# DIRECTIONS
Reproduce the part of the comment thread on LDL and cholesterol testing from "Thanks for all" up to and including "for their patients?", word for word.

*** EXTRACT PROVIDED


    Then in other populations, their lifestyle (and other factors) makes it so that high LDL lipoproteins does not coincide with high LDL cholesterol.  

    Or some individuals with low LDL can have high LDL cholesterol.  

    Mark.

  • Drs. Cynthia and David

    4/29/2009 8:37:00 AM |

    Sadly, I suspect much of the reason for sticking with the inaccurate and misleading LDL #s is that much of the research is paid for by drug companies pushing LDL lowering drugs, so of course it is not in their interest to have the truth come out that LDL per se is not really important.  Does taking a statin reduce the number of LDL particles? or just the amount of cholesterol in the particles?

    It's also horrifying (as Jan comments above) that this site is blocked by the medical establishment.  No wonder the doctors don't know anything- they can't even look up information easily!

    Thanks for all your educational posts.  There is still a lot of resistance out there,  but I think you are making progress.

    Cynthia

  • vin

    4/29/2009 11:07:00 AM |

    18% is very unlikely to be true for the total population. I think the actual number is much lower.
    The question should really be put to health care people : which test do they use for their patients?

  • steve k

    4/30/2009 12:36:00 AM |

    can you explain the difference between 25(0h)2 vs. 1.25?  What does it mean if the 1.25 is high and not the 25(oh)2 which you say should be measured.  I have been taking D3 and agree with all the benefits cited.  Thank you

  • Trinkwasser

    4/30/2009 8:19:00 AM |

    In many parts of the UK you can only get TChol. Lipid panels are "too expensive". They need to save money on the tests to afford the statins. My GP is clueful enough to turn a blind eye when I biro in the Full Lipid Panel, and also to interpret the results (LDL is nominally over limit but is trumped by my excellent trigs and HDL) but her cluefulness is very constrained by the accountants. They pay bribes to get a certain % of patients on statins irrespective.

  • homertobias

    4/30/2009 4:51:00 PM |

    Jan
    Was it Scripps Clinic or Scripps La Jolla?  Was it simply that her in house computer was blocked from surfing the internet?  This is very common.  Lab corp or Quest (better) will run your NMR.  Just have your doctor order it and find a draw station.  Blood needs to be spun and needs a YELLOW and BLACK tube.

******
*** SUPPLIED ENTRIES

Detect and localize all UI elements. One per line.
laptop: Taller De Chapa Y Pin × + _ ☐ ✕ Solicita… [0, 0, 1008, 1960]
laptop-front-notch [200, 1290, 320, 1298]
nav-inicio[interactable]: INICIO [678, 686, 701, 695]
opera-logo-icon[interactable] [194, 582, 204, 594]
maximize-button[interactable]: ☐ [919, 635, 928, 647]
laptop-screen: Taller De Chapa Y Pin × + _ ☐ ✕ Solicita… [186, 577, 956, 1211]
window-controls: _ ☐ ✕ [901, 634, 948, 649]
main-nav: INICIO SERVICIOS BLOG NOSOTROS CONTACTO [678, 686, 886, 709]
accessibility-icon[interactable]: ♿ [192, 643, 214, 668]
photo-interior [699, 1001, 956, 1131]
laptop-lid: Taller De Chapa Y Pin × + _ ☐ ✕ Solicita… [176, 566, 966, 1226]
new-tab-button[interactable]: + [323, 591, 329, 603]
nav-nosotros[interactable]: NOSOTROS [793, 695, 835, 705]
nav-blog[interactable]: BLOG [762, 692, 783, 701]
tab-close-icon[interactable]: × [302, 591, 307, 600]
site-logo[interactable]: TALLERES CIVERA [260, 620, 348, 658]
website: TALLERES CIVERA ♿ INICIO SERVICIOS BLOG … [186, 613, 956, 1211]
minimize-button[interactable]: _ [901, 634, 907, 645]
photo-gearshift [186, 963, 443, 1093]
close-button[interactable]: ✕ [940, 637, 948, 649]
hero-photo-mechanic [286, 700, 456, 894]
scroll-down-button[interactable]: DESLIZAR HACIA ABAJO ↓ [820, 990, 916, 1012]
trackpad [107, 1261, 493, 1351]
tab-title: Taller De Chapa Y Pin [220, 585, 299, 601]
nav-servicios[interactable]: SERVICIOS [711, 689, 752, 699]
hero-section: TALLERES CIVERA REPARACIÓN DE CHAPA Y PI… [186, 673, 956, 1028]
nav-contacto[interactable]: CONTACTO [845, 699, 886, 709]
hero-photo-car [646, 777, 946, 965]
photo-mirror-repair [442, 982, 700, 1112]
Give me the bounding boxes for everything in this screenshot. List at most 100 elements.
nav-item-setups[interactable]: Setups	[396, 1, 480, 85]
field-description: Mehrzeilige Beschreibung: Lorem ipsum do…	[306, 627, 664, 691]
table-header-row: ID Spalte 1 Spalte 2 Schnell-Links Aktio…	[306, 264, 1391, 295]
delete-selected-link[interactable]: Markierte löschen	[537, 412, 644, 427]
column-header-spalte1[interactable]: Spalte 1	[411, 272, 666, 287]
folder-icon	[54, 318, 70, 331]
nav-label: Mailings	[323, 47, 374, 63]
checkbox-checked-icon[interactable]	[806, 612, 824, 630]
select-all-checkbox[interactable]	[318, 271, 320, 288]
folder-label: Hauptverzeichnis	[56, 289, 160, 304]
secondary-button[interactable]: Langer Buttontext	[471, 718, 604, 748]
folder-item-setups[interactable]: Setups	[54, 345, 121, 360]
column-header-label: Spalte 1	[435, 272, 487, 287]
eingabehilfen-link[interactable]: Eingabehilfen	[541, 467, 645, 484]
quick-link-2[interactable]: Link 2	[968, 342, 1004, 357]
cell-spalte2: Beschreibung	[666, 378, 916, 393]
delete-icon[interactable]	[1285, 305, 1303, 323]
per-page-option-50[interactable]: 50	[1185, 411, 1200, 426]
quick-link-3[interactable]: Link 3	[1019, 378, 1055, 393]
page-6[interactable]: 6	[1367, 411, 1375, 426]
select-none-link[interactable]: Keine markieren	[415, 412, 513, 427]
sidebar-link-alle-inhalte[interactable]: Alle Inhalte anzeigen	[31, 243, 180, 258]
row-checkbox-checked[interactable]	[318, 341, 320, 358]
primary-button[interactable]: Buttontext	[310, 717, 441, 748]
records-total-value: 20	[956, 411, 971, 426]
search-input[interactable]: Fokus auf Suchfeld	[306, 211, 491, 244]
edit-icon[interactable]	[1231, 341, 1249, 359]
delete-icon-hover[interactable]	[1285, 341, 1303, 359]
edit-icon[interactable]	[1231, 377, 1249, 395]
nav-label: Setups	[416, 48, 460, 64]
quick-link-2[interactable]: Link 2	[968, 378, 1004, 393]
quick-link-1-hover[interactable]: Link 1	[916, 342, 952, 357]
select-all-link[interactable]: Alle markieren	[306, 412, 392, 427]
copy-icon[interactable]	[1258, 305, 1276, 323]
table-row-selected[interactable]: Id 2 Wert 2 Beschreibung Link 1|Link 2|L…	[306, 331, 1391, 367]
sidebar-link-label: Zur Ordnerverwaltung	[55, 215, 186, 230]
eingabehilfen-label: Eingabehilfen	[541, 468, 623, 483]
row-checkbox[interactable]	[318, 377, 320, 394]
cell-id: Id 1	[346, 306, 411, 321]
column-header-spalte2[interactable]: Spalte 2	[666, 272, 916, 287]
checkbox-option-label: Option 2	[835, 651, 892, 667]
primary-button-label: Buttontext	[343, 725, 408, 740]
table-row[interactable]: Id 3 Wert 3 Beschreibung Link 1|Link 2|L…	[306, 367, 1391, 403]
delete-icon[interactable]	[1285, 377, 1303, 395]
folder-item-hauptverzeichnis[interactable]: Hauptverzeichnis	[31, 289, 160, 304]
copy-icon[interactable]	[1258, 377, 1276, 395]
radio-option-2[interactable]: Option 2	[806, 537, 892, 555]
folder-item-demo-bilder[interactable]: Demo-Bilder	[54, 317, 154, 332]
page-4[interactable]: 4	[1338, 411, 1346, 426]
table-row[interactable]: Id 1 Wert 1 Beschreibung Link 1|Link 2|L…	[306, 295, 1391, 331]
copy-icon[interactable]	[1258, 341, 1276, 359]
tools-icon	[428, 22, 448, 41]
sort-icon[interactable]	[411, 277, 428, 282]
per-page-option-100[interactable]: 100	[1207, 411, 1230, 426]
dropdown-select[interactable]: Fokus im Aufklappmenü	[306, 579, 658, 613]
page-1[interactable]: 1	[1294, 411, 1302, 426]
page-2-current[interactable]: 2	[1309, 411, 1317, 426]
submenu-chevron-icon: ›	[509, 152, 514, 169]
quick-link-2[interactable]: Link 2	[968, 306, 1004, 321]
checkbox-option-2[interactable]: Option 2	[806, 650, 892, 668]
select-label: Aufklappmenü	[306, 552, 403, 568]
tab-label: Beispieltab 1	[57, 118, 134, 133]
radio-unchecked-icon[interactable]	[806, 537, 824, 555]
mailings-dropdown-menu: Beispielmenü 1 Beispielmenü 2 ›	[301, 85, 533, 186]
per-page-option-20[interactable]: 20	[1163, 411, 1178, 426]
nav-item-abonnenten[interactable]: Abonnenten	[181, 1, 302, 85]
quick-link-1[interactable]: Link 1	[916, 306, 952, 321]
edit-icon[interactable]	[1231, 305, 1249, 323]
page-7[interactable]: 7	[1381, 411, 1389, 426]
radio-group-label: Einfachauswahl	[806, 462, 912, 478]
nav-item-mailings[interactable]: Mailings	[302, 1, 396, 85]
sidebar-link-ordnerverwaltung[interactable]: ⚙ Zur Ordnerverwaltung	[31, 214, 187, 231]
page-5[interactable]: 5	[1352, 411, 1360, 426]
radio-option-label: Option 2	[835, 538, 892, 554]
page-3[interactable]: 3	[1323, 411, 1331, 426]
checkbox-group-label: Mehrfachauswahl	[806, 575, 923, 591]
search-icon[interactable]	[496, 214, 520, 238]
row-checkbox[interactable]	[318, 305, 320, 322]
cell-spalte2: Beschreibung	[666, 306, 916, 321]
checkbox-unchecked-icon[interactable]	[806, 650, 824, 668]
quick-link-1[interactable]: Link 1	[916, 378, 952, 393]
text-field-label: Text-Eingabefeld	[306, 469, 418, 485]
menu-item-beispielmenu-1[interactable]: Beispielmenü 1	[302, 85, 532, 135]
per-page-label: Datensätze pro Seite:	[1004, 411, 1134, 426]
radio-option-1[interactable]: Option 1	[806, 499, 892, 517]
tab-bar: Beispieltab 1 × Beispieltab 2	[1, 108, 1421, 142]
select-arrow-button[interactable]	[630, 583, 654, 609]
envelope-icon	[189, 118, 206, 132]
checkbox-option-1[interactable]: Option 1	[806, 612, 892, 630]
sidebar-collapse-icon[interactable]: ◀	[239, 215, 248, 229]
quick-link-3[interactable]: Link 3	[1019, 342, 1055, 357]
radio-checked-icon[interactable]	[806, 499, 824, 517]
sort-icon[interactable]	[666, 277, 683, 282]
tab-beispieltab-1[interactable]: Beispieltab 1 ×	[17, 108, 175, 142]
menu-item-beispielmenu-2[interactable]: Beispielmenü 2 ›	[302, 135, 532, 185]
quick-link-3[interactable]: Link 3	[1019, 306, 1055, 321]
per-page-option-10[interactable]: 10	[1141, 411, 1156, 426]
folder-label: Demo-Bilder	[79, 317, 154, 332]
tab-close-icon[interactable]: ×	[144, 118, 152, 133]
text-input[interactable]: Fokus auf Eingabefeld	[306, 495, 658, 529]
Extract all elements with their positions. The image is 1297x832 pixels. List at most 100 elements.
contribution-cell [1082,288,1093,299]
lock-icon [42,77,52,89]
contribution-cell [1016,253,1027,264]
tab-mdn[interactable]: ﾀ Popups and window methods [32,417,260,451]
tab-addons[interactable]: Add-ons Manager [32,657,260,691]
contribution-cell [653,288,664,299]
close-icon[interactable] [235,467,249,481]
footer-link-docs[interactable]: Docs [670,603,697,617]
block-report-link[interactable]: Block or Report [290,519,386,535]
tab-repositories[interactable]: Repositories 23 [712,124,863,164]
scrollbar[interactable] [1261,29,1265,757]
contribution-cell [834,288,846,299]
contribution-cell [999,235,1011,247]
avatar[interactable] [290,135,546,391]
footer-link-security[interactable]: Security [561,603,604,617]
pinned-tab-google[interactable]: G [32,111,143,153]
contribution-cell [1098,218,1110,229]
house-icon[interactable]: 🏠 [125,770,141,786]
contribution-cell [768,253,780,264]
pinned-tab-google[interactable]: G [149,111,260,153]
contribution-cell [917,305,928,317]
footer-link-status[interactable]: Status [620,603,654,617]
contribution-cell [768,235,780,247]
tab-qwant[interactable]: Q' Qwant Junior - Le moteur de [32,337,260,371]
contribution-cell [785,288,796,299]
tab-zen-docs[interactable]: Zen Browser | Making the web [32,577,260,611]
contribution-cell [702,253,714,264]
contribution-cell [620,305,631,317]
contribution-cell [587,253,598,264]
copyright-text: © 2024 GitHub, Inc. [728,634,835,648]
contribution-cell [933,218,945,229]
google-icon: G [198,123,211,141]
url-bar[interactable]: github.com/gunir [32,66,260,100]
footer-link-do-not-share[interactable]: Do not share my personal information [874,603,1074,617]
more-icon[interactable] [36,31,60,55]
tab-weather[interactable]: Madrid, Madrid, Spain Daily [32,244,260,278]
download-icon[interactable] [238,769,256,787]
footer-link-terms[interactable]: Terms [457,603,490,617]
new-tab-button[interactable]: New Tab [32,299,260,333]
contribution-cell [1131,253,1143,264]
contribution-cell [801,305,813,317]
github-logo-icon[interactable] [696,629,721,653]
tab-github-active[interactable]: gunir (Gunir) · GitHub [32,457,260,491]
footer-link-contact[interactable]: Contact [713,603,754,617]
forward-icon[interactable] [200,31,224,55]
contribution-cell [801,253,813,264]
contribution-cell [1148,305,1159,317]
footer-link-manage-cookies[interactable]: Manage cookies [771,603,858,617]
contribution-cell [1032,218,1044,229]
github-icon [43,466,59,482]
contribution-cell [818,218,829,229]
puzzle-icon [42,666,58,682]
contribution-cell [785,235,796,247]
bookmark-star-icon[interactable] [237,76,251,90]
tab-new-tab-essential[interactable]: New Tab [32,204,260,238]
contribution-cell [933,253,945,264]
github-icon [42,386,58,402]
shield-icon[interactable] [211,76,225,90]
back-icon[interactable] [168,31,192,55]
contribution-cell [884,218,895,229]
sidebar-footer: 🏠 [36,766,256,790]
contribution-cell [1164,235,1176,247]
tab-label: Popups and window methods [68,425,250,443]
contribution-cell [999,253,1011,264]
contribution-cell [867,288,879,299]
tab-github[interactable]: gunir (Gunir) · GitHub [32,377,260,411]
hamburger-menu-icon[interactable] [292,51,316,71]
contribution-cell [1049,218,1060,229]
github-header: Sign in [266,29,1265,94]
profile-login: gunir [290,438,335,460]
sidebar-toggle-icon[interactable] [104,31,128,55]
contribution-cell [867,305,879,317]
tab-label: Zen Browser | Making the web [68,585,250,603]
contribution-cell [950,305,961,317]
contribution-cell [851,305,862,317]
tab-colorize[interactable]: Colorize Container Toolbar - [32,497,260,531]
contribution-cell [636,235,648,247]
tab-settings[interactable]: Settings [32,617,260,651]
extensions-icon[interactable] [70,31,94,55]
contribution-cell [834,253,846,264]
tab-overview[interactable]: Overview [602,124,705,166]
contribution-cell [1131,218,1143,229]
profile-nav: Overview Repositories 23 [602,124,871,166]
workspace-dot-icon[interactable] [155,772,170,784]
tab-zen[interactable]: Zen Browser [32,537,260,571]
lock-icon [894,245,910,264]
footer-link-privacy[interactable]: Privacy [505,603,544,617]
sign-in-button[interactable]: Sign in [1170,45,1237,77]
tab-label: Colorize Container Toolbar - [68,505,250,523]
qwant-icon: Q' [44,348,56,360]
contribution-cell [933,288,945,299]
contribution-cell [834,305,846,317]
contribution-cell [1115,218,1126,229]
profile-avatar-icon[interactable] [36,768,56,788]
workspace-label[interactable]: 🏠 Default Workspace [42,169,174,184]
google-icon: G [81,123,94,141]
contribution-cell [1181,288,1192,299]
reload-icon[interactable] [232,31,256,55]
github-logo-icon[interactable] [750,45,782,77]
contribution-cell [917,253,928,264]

******

# SOLUTION TO THE PROBLEM
Thanks for all your educational posts.  There is still a lot of resistance out there,  but I think you are making progress.

    Cynthia

  • vin

    4/29/2009 11:07:00 AM |

    18% is very unlikely to be true for the total population. I think the actual number is much lower.
    The question should really be put to health care people : which test do they use for their patients?